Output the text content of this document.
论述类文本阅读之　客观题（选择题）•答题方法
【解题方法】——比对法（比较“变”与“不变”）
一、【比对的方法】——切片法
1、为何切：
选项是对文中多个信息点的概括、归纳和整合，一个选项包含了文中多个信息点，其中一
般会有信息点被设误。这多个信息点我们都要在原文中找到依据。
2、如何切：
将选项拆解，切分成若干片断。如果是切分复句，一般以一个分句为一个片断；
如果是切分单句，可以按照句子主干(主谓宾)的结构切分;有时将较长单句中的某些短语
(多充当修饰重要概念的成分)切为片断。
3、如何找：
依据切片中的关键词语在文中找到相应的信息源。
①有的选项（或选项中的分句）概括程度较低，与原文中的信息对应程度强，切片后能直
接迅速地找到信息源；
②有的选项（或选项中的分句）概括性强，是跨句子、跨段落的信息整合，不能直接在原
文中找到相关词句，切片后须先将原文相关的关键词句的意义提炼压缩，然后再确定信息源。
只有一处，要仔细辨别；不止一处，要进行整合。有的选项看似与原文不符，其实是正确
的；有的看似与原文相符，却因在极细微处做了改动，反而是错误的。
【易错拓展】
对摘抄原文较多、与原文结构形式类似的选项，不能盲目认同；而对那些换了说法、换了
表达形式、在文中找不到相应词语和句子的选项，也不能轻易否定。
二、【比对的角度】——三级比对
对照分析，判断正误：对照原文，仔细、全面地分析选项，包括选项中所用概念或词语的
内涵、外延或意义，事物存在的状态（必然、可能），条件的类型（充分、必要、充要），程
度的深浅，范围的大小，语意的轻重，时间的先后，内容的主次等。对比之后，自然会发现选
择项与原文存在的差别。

++++++++++++++++++++

◆ **REQUIRED TASK**:
Return the listing above in its exact form.

◆ **TASK ANSWER**:
Output the text content of this document.
论述类文本阅读之　客观题（选择题）•答题方法
【解题方法】——比对法（比较“变”与“不变”）
一、【比对的方法】——切片法
1、为何切：
选项是对文中多个信息点的概括、归纳和整合，一个选项包含了文中多个信息点，其中一
般会有信息点被设误。这多个信息点我们都要在原文中找到依据。
2、如何切：
将选项拆解，切分成若干片断。如果是切分复句，一般以一个分句为一个片断；
如果是切分单句，可以按照句子主干(主谓宾)的结构切分;有时将较长单句中的某些短语
(多充当修饰重要概念的成分)切为片断。
3、如何找：
依据切片中的关键词语在文中找到相应的信息源。
①有的选项（或选项中的分句）概括程度较低，与原文中的信息对应程度强，切片后能直
接迅速地找到信息源；
②有的选项（或选项中的分句）概括性强，是跨句子、跨段落的信息整合，不能直接在原
文中找到相关词句，切片后须先将原文相关的关键词句的意义提炼压缩，然后再确定信息源。
只有一处，要仔细辨别；不止一处，要进行整合。有的选项看似与原文不符，其实是正确
的；有的看似与原文相符，却因在极细微处做了改动，反而是错误的。
【易错拓展】
对摘抄原文较多、与原文结构形式类似的选项，不能盲目认同；而对那些换了说法、换了
表达形式、在文中找不到相应词语和句子的选项，也不能轻易否定。
二、【比对的角度】——三级比对
对照分析，判断正误：对照原文，仔细、全面地分析选项，包括选项中所用概念或词语的
内涵、外延或意义，事物存在的状态（必然、可能），条件的类型（充分、必要、充要），程
度的深浅，范围的大小，语意的轻重，时间的先后，内容的主次等。对比之后，自然会发现选
择项与原文存在的差别。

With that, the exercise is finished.